= Goal =
Repeat the records below exactly, leaving out any pictures.

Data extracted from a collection
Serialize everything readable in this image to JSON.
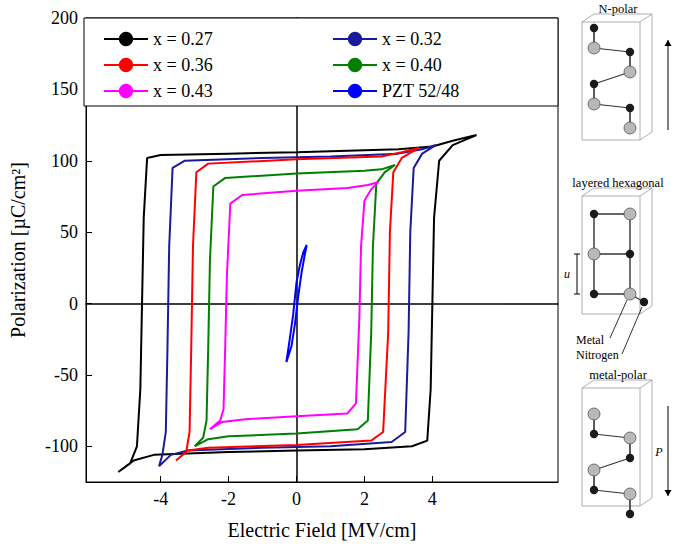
{
  "chart_data": {
    "type": "line",
    "xlabel": "Electric Field [MV/cm]",
    "ylabel": "Polarization [µC/cm²]",
    "xlim": [
      -6.2,
      7.7
    ],
    "xticks": [
      -4,
      -2,
      0,
      2,
      4
    ],
    "ylim": [
      -125,
      200
    ],
    "yticks": [
      -100,
      -50,
      0,
      50,
      100,
      150,
      200
    ],
    "grid": false,
    "legend": "top",
    "marker": "none",
    "line_style": "solid",
    "series": [
      {
        "name": "x = 0.27",
        "color": "#000000",
        "x": [
          -5.25,
          -4.8,
          -4.2,
          -2,
          0,
          2,
          3.4,
          3.85,
          3.95,
          4.0,
          4.05,
          4.2,
          4.6,
          5.0,
          5.3,
          4.6,
          4.0,
          3.0,
          0,
          -2,
          -4.0,
          -4.4,
          -4.5,
          -4.55,
          -4.6,
          -4.7,
          -4.9,
          -5.25
        ],
        "values": [
          -118,
          -110,
          -106,
          -104,
          -103,
          -102,
          -100,
          -96,
          -60,
          0,
          60,
          100,
          111,
          115,
          118,
          114,
          110,
          108,
          106,
          105,
          104,
          102,
          60,
          0,
          -60,
          -100,
          -112,
          -118
        ]
      },
      {
        "name": "x = 0.32",
        "color": "#1a1a9c",
        "x": [
          -4.05,
          -3.7,
          -3.2,
          -1,
          1,
          2.8,
          3.2,
          3.3,
          3.35,
          3.45,
          3.7,
          4.1,
          3.7,
          3,
          1,
          -1,
          -3.3,
          -3.65,
          -3.75,
          -3.8,
          -3.85,
          -3.95,
          -4.05
        ],
        "values": [
          -114,
          -106,
          -103,
          -101,
          -100,
          -97,
          -90,
          -20,
          50,
          95,
          105,
          111,
          108,
          105,
          103,
          102,
          100,
          95,
          40,
          -30,
          -90,
          -106,
          -114
        ]
      },
      {
        "name": "x = 0.36",
        "color": "#ff0000",
        "x": [
          -3.55,
          -3.2,
          -2.6,
          0,
          2.2,
          2.55,
          2.7,
          2.75,
          2.85,
          3.1,
          3.6,
          3.1,
          2.5,
          0,
          -2.6,
          -2.95,
          -3.05,
          -3.1,
          -3.15,
          -3.25,
          -3.55
        ],
        "values": [
          -110,
          -103,
          -101,
          -99,
          -96,
          -90,
          -20,
          50,
          92,
          102,
          109,
          106,
          103,
          101,
          98,
          92,
          40,
          -30,
          -90,
          -104,
          -110
        ]
      },
      {
        "name": "x = 0.40",
        "color": "#008000",
        "x": [
          -3.0,
          -2.6,
          -2,
          0,
          1.8,
          2.1,
          2.2,
          2.25,
          2.35,
          2.6,
          2.9,
          2.5,
          2,
          0,
          -2.1,
          -2.45,
          -2.55,
          -2.6,
          -2.65,
          -2.75,
          -3.0
        ],
        "values": [
          -100,
          -95,
          -93,
          -91,
          -88,
          -82,
          -20,
          40,
          84,
          92,
          97,
          94,
          93,
          91,
          88,
          82,
          30,
          -30,
          -82,
          -94,
          -100
        ]
      },
      {
        "name": "x = 0.43",
        "color": "#ff00ff",
        "x": [
          -2.55,
          -2.2,
          -1.5,
          0,
          1.5,
          1.75,
          1.85,
          1.9,
          2.0,
          2.2,
          2.4,
          2.1,
          1.5,
          0,
          -1.6,
          -1.95,
          -2.05,
          -2.1,
          -2.15,
          -2.25,
          -2.55
        ],
        "values": [
          -88,
          -83,
          -81,
          -79,
          -77,
          -70,
          -10,
          40,
          72,
          80,
          85,
          83,
          81,
          79,
          76,
          70,
          20,
          -30,
          -74,
          -82,
          -88
        ]
      },
      {
        "name": "PZT 52/48",
        "color": "#0000ff",
        "x": [
          -0.3,
          -0.15,
          -0.05,
          0.05,
          0.15,
          0.25,
          0.3,
          0.2,
          0.1,
          0,
          -0.1,
          -0.2,
          -0.3
        ],
        "values": [
          -41,
          -30,
          -15,
          5,
          22,
          35,
          41,
          36,
          27,
          15,
          -8,
          -25,
          -41
        ]
      }
    ]
  },
  "structures": [
    {
      "title": "N-polar"
    },
    {
      "title": "layered hexagonal",
      "labels": {
        "spacing": "u",
        "metal": "Metal",
        "nitrogen": "Nitrogen"
      }
    },
    {
      "title": "metal-polar",
      "arrow": "P"
    }
  ]
}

= Result for this exercise =
Serialize everything readable in this image to JSON.
{
  "chart_data": {
    "type": "line",
    "xlabel": "Electric Field [MV/cm]",
    "ylabel": "Polarization [µC/cm²]",
    "xlim": [
      -6.2,
      7.7
    ],
    "xticks": [
      -4,
      -2,
      0,
      2,
      4
    ],
    "ylim": [
      -125,
      200
    ],
    "yticks": [
      -100,
      -50,
      0,
      50,
      100,
      150,
      200
    ],
    "grid": false,
    "legend": "top",
    "marker": "none",
    "line_style": "solid",
    "series": [
      {
        "name": "x = 0.27",
        "color": "#000000",
        "x": [
          -5.25,
          -4.8,
          -4.2,
          -2,
          0,
          2,
          3.4,
          3.85,
          3.95,
          4.0,
          4.05,
          4.2,
          4.6,
          5.0,
          5.3,
          4.6,
          4.0,
          3.0,
          0,
          -2,
          -4.0,
          -4.4,
          -4.5,
          -4.55,
          -4.6,
          -4.7,
          -4.9,
          -5.25
        ],
        "values": [
          -118,
          -110,
          -106,
          -104,
          -103,
          -102,
          -100,
          -96,
          -60,
          0,
          60,
          100,
          111,
          115,
          118,
          114,
          110,
          108,
          106,
          105,
          104,
          102,
          60,
          0,
          -60,
          -100,
          -112,
          -118
        ]
      },
      {
        "name": "x = 0.32",
        "color": "#1a1a9c",
        "x": [
          -4.05,
          -3.7,
          -3.2,
          -1,
          1,
          2.8,
          3.2,
          3.3,
          3.35,
          3.45,
          3.7,
          4.1,
          3.7,
          3,
          1,
          -1,
          -3.3,
          -3.65,
          -3.75,
          -3.8,
          -3.85,
          -3.95,
          -4.05
        ],
        "values": [
          -114,
          -106,
          -103,
          -101,
          -100,
          -97,
          -90,
          -20,
          50,
          95,
          105,
          111,
          108,
          105,
          103,
          102,
          100,
          95,
          40,
          -30,
          -90,
          -106,
          -114
        ]
      },
      {
        "name": "x = 0.36",
        "color": "#ff0000",
        "x": [
          -3.55,
          -3.2,
          -2.6,
          0,
          2.2,
          2.55,
          2.7,
          2.75,
          2.85,
          3.1,
          3.6,
          3.1,
          2.5,
          0,
          -2.6,
          -2.95,
          -3.05,
          -3.1,
          -3.15,
          -3.25,
          -3.55
        ],
        "values": [
          -110,
          -103,
          -101,
          -99,
          -96,
          -90,
          -20,
          50,
          92,
          102,
          109,
          106,
          103,
          101,
          98,
          92,
          40,
          -30,
          -90,
          -104,
          -110
        ]
      },
      {
        "name": "x = 0.40",
        "color": "#008000",
        "x": [
          -3.0,
          -2.6,
          -2,
          0,
          1.8,
          2.1,
          2.2,
          2.25,
          2.35,
          2.6,
          2.9,
          2.5,
          2,
          0,
          -2.1,
          -2.45,
          -2.55,
          -2.6,
          -2.65,
          -2.75,
          -3.0
        ],
        "values": [
          -100,
          -95,
          -93,
          -91,
          -88,
          -82,
          -20,
          40,
          84,
          92,
          97,
          94,
          93,
          91,
          88,
          82,
          30,
          -30,
          -82,
          -94,
          -100
        ]
      },
      {
        "name": "x = 0.43",
        "color": "#ff00ff",
        "x": [
          -2.55,
          -2.2,
          -1.5,
          0,
          1.5,
          1.75,
          1.85,
          1.9,
          2.0,
          2.2,
          2.4,
          2.1,
          1.5,
          0,
          -1.6,
          -1.95,
          -2.05,
          -2.1,
          -2.15,
          -2.25,
          -2.55
        ],
        "values": [
          -88,
          -83,
          -81,
          -79,
          -77,
          -70,
          -10,
          40,
          72,
          80,
          85,
          83,
          81,
          79,
          76,
          70,
          20,
          -30,
          -74,
          -82,
          -88
        ]
      },
      {
        "name": "PZT 52/48",
        "color": "#0000ff",
        "x": [
          -0.3,
          -0.15,
          -0.05,
          0.05,
          0.15,
          0.25,
          0.3,
          0.2,
          0.1,
          0,
          -0.1,
          -0.2,
          -0.3
        ],
        "values": [
          -41,
          -30,
          -15,
          5,
          22,
          35,
          41,
          36,
          27,
          15,
          -8,
          -25,
          -41
        ]
      }
    ]
  },
  "structures": [
    {
      "title": "N-polar"
    },
    {
      "title": "layered hexagonal",
      "labels": {
        "spacing": "u",
        "metal": "Metal",
        "nitrogen": "Nitrogen"
      }
    },
    {
      "title": "metal-polar",
      "arrow": "P"
    }
  ]
}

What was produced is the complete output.